Nintendo announced that it will halt development of a connected sleep tracking device that the company first announced back in 2014, according to a report in Wired.
Nintendo’s late CEO Satoru Iwata announced the sleep tracker, which Nintendo referred to as its “quality of life” device, at a meeting following the company’s 2014 Q2 report. At the time, Iwata said the device was expected to be released in early 2016.
He added that the device would measure a user’s fatigue based on their sleep data, but would add its own Nintendo features to make the offering more fun. Nintendo would work in partnership with US-based sleep apnea tracking company ResMed to develop it. The device wouldn’t be a wearable and would instead sit at the user’s bedside to make the tracking process frictionless, likely similar to Withings' sleep tracking system, Aura.
But at another investor meeting this week, Nintendo president Tatsumi Kimishima said they were no longer planning to launch the sleep device.
“In regards to the Quality of Life [device], which was not mentioned in any of today’s questions, we do not have the conviction that the sleep-and-fatigue-themed [device] can enter the phase of actually becoming a product,” Kimishima said in the meeting, which was translated by Wired. “We no longer have any plans to release it by the end of March 2016. On the other hand, we still believe there are things we can do in the general category of Quality of Life, and we will continue to study the possibility of expanding into this field.”
Nintendo has made a few attempt in the past to enter the digital health space.

## [Supplied material]

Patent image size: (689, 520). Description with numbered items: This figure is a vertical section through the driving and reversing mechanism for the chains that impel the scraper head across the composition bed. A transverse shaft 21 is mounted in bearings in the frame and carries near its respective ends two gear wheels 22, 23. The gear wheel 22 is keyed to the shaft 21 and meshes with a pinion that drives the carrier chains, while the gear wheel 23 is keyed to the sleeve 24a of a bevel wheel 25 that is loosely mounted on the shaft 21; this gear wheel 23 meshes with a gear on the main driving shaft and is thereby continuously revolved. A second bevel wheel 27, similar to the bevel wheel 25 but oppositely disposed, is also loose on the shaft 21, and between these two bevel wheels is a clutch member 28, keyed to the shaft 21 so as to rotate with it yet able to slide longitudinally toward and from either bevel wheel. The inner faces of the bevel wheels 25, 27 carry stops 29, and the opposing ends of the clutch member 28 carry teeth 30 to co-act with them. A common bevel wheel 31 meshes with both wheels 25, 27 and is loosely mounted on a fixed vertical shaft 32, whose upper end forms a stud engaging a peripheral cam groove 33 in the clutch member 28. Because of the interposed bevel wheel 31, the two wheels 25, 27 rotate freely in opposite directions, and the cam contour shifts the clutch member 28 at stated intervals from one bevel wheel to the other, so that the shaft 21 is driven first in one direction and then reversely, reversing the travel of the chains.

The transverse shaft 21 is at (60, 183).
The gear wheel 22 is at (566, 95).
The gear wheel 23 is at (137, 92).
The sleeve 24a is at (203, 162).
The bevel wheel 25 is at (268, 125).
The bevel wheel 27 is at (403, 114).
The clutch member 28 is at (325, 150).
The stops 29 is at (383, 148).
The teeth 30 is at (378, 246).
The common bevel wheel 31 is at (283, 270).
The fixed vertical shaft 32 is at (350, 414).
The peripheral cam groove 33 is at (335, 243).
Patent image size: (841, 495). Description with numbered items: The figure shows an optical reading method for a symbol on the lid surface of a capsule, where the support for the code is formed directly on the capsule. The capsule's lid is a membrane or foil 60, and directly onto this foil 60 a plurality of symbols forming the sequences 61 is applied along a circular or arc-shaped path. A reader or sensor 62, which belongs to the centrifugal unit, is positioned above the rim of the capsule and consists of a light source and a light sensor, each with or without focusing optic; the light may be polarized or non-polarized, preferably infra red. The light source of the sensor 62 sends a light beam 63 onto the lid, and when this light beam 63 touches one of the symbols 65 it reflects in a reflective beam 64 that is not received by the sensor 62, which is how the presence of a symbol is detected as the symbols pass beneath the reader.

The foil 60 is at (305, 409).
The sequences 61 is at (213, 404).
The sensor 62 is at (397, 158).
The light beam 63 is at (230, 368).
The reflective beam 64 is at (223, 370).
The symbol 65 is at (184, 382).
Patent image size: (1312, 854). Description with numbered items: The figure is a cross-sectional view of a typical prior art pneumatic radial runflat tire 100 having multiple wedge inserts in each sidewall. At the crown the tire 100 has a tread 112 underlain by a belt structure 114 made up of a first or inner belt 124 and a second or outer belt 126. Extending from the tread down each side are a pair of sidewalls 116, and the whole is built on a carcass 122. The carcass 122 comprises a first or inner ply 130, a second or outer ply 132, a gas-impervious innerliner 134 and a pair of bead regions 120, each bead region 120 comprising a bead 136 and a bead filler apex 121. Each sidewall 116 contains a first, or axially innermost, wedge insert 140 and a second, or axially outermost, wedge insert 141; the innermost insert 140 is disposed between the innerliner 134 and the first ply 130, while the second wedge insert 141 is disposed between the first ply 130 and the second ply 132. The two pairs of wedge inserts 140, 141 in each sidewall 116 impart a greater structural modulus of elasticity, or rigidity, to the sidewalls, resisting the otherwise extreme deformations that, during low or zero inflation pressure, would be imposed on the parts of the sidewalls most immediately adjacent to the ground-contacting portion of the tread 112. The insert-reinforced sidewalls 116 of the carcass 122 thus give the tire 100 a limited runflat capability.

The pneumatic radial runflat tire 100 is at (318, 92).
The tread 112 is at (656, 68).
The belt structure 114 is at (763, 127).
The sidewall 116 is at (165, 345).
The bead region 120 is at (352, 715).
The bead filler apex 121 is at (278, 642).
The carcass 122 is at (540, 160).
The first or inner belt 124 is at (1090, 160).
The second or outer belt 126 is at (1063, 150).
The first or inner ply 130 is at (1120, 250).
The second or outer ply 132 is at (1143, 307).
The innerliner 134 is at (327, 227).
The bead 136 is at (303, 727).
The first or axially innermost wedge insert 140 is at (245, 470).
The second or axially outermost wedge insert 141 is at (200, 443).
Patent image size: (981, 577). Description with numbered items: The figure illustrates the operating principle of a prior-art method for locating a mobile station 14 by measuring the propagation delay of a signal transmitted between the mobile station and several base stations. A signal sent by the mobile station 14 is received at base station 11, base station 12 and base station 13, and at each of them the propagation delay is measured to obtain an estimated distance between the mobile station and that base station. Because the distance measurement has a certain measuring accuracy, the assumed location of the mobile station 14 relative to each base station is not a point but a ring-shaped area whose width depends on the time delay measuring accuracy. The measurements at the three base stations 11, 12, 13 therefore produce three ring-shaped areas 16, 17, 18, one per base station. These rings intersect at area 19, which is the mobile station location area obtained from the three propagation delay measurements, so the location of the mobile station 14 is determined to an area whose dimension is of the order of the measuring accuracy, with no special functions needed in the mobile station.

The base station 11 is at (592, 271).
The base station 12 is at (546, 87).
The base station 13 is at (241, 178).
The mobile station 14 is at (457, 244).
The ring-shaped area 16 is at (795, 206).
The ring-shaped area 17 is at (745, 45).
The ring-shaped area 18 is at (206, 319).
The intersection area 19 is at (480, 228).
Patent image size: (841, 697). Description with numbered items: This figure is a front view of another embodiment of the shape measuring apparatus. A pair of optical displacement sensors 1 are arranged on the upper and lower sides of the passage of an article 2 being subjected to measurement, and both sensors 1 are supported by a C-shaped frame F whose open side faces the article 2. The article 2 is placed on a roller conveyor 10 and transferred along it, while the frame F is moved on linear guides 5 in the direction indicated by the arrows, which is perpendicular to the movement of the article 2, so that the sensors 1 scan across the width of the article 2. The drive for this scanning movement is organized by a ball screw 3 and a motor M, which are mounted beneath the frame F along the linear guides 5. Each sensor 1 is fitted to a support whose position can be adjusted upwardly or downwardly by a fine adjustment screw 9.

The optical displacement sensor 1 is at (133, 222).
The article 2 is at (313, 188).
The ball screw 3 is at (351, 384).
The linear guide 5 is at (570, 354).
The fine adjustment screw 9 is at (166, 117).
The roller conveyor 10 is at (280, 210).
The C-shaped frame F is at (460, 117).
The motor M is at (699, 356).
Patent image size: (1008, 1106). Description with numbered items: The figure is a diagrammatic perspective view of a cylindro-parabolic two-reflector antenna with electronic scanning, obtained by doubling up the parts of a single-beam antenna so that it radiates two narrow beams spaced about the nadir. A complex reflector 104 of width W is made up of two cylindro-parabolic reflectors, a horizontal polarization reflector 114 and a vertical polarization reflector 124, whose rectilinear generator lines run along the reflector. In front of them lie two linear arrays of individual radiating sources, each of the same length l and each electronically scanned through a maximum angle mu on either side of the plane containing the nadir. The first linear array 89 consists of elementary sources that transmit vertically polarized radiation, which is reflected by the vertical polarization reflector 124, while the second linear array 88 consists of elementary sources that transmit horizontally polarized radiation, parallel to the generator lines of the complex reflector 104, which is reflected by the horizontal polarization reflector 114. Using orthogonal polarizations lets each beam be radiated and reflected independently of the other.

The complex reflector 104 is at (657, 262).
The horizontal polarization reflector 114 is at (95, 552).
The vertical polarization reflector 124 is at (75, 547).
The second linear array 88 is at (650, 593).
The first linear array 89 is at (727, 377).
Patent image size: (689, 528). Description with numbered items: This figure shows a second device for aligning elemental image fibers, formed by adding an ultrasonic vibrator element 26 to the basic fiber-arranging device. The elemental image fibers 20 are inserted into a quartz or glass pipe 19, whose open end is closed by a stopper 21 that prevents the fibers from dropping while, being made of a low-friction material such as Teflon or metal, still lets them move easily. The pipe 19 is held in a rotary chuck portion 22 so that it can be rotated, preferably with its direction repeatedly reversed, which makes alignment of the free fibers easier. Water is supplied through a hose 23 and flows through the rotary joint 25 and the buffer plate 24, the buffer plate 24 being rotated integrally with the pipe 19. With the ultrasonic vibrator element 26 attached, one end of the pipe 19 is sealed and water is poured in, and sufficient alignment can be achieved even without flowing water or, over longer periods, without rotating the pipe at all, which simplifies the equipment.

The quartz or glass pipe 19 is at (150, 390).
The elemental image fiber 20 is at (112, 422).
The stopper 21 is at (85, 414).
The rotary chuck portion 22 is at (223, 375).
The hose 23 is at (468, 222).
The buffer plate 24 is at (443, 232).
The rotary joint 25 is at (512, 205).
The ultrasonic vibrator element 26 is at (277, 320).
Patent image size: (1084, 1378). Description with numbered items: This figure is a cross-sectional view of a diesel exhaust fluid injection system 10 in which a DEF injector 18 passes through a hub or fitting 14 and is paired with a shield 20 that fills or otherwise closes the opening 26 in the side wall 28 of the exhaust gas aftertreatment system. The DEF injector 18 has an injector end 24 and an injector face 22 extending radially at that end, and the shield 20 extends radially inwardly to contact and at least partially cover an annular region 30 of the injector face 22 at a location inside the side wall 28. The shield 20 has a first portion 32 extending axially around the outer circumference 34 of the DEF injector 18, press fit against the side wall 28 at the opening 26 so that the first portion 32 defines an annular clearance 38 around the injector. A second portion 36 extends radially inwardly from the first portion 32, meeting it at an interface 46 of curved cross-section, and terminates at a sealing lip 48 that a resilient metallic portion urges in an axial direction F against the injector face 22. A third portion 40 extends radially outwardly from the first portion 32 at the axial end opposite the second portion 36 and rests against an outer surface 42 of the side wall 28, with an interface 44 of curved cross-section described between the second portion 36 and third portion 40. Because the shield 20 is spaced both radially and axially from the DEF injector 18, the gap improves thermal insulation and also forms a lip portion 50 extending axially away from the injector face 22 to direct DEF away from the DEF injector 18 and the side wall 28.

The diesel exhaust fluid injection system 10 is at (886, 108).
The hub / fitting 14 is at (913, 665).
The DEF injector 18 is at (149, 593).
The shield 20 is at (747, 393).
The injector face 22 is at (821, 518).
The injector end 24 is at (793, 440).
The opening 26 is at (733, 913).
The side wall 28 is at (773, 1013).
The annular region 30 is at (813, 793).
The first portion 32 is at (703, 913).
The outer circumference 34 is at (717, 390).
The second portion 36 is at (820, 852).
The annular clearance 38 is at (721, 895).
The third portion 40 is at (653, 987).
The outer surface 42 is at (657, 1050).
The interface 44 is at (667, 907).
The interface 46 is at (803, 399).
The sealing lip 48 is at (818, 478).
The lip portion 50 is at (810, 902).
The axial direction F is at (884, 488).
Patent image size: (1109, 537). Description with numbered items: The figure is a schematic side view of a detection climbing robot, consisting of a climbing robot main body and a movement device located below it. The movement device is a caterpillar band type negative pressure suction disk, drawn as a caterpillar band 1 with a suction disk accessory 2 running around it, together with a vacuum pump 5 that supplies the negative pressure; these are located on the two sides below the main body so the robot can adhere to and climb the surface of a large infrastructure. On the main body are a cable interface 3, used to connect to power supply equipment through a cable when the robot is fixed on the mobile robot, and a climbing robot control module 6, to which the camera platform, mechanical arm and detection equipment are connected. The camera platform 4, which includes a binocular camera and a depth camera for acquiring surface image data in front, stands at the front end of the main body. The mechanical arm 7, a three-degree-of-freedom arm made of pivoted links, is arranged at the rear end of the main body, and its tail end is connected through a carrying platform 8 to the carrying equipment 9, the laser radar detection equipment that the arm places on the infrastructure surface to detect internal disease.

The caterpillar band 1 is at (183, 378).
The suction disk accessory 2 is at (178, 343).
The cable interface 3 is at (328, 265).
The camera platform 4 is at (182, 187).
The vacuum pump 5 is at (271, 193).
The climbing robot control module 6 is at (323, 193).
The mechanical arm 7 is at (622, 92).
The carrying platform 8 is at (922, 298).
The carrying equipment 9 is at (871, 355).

## [Task list]
[A] According to the Nintendo sleep tracker article, which company was Nintendo to partner with in developing the device?
[B] Extend the Nintendo sleep tracker article with a few sentences that pick up after its final sentence.
The rows have no connection to the Nintendo sleep tracker article.

## [Answers for this exercise]
[A] ResMed, a US-based sleep apnea tracking company.

[B]
In the fall of 2009, the company released a Nintendo DS game for adults called Personal Trainer Walking, which included a pedometer. Then, in March 2010, the company included a pedometer with the latest game in its popular Pokemon franchise. The device, called a Pokewalker, could virtually "store" a player's Pokemon, allowing the fictional creature to gain levels the more the player walked.
And in 2013, Nintendo announced a new activity tracking device, called the Fit Meter, which would be bundled with the Wii Fit U, the new version of the company's successful fitness game Wii Fit.
"With this Fit Meter, you can now check the estimated number of calories you burn while you are on the go," Nintendo CEO Satoru Iwata said at the time. "The Fit Meter is not a pedometer, it's actually an activity meter that uses a 3-axis accelerometer to calculate not only the number of steps you have taken, but also your intensity during exercise.”
Although this wasn’t an effort from Nintendo, in September 2104, a small study published in Radiology found that patients with multiple sclerosis who played a high-instensity video game on a Nintendo Wii saw improvement in the microstructural changes of their brains, which in turn improved the participant's balance. While MS has many symptoms, one can be a loss of balance.